### [Your instructions]
The entries below should be quoted exactly, with no pictures carried over.

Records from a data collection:
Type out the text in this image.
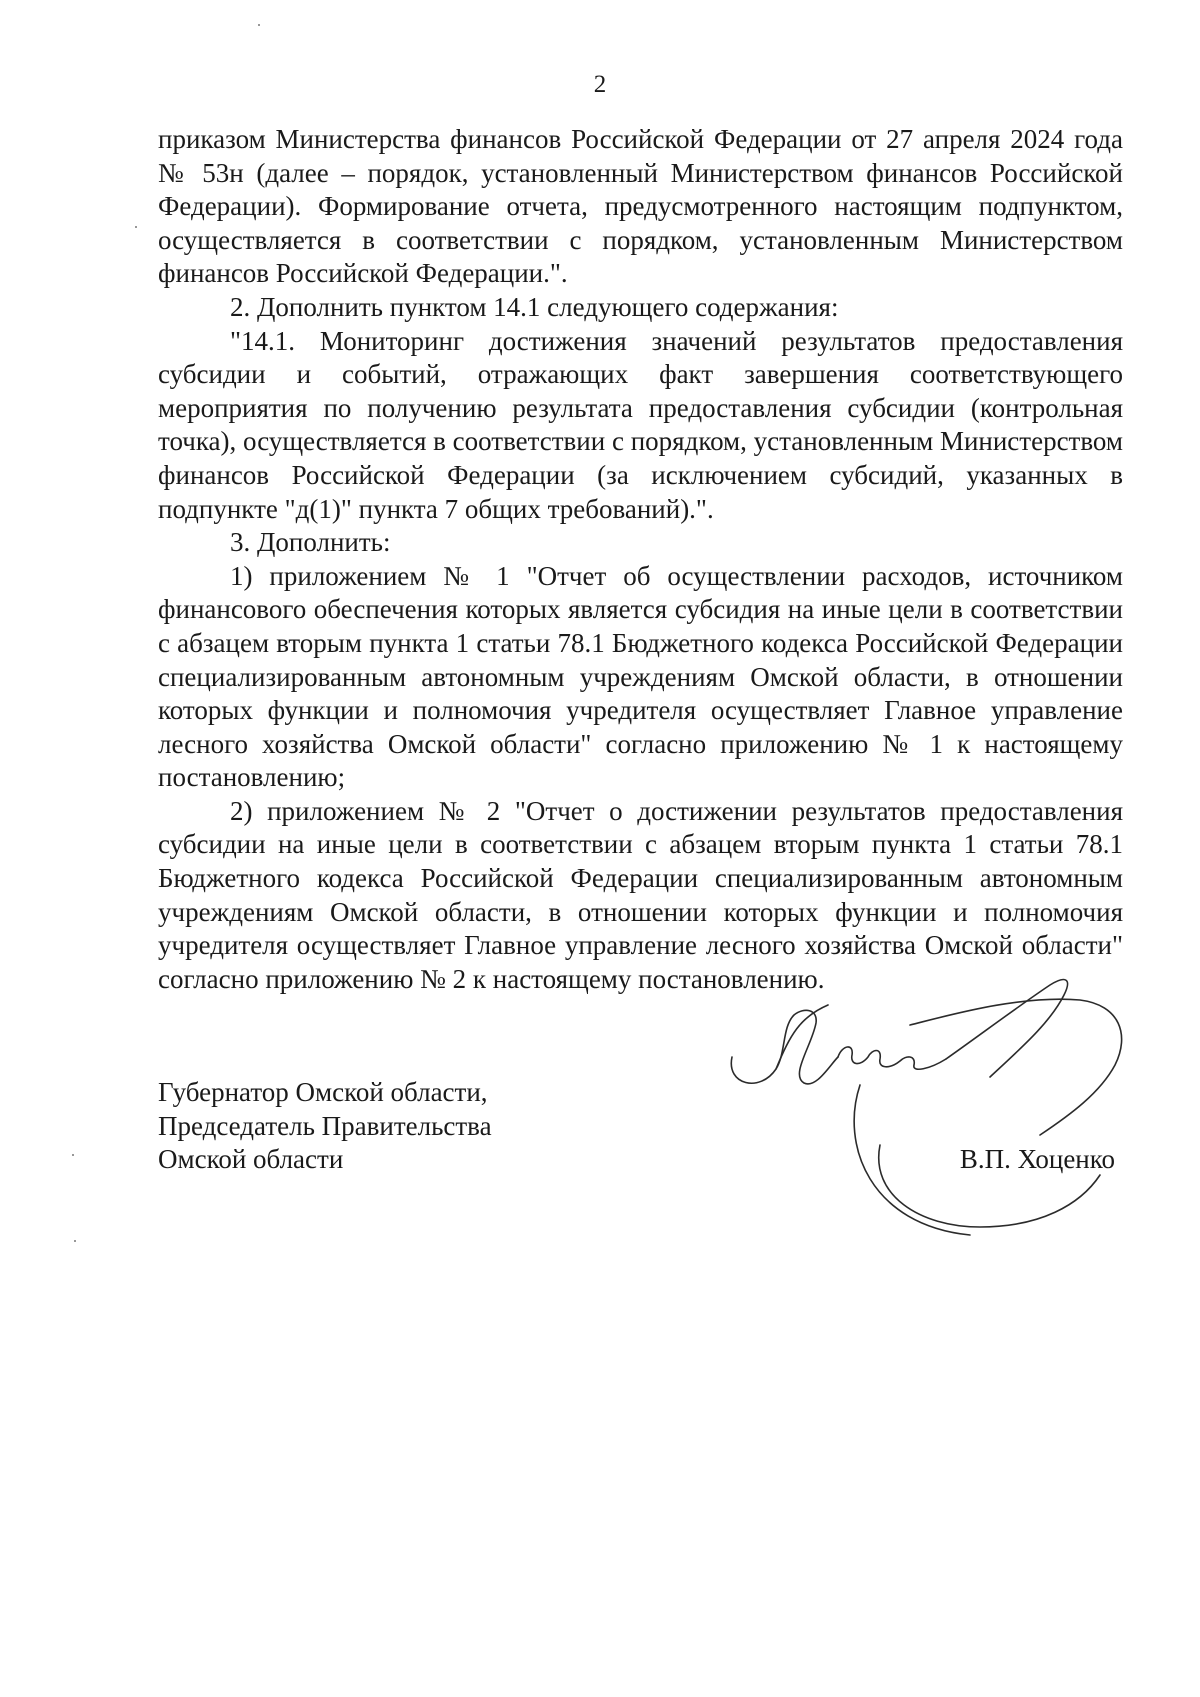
2

приказом Министерства финансов Российской Федерации от 27 апреля 2024 года № 53н (далее – порядок, установленный Министерством финансов Российской Федерации). Формирование отчета, предусмотренного настоящим подпунктом, осуществляется в соответствии с порядком, установленным Министерством финансов Российской Федерации.".

2. Дополнить пунктом 14.1 следующего содержания:

"14.1. Мониторинг достижения значений результатов предоставления субсидии и событий, отражающих факт завершения соответствующего мероприятия по получению результата предоставления субсидии (контрольная точка), осуществляется в соответствии с порядком, установленным Министерством финансов Российской Федерации (за исключением субсидий, указанных в подпункте "д(1)" пункта 7 общих требований).".

3. Дополнить:

1) приложением № 1 "Отчет об осуществлении расходов, источником финансового обеспечения которых является субсидия на иные цели в соответствии с абзацем вторым пункта 1 статьи 78.1 Бюджетного кодекса Российской Федерации специализированным автономным учреждениям Омской области, в отношении которых функции и полномочия учредителя осуществляет Главное управление лесного хозяйства Омской области" согласно приложению № 1 к настоящему постановлению;

2) приложением № 2 "Отчет о достижении результатов предоставления субсидии на иные цели в соответствии с абзацем вторым пункта 1 статьи 78.1 Бюджетного кодекса Российской Федерации специализированным автономным учреждениям Омской области, в отношении которых функции и полномочия учредителя осуществляет Главное управление лесного хозяйства Омской области" согласно приложению № 2 к настоящему постановлению.

Губернатор Омской области,
Председатель Правительства
Омской области	В.П. Хоценко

### [Correct answer]
Type out the text in this image.
2

приказом Министерства финансов Российской Федерации от 27 апреля 2024 года № 53н (далее – порядок, установленный Министерством финансов Российской Федерации). Формирование отчета, предусмотренного настоящим подпунктом, осуществляется в соответствии с порядком, установленным Министерством финансов Российской Федерации.".

2. Дополнить пунктом 14.1 следующего содержания:

"14.1. Мониторинг достижения значений результатов предоставления субсидии и событий, отражающих факт завершения соответствующего мероприятия по получению результата предоставления субсидии (контрольная точка), осуществляется в соответствии с порядком, установленным Министерством финансов Российской Федерации (за исключением субсидий, указанных в подпункте "д(1)" пункта 7 общих требований).".

3. Дополнить:

1) приложением № 1 "Отчет об осуществлении расходов, источником финансового обеспечения которых является субсидия на иные цели в соответствии с абзацем вторым пункта 1 статьи 78.1 Бюджетного кодекса Российской Федерации специализированным автономным учреждениям Омской области, в отношении которых функции и полномочия учредителя осуществляет Главное управление лесного хозяйства Омской области" согласно приложению № 1 к настоящему постановлению;

2) приложением № 2 "Отчет о достижении результатов предоставления субсидии на иные цели в соответствии с абзацем вторым пункта 1 статьи 78.1 Бюджетного кодекса Российской Федерации специализированным автономным учреждениям Омской области, в отношении которых функции и полномочия учредителя осуществляет Главное управление лесного хозяйства Омской области" согласно приложению № 2 к настоящему постановлению.

Губернатор Омской области,
Председатель Правительства
Омской области	В.П. Хоценко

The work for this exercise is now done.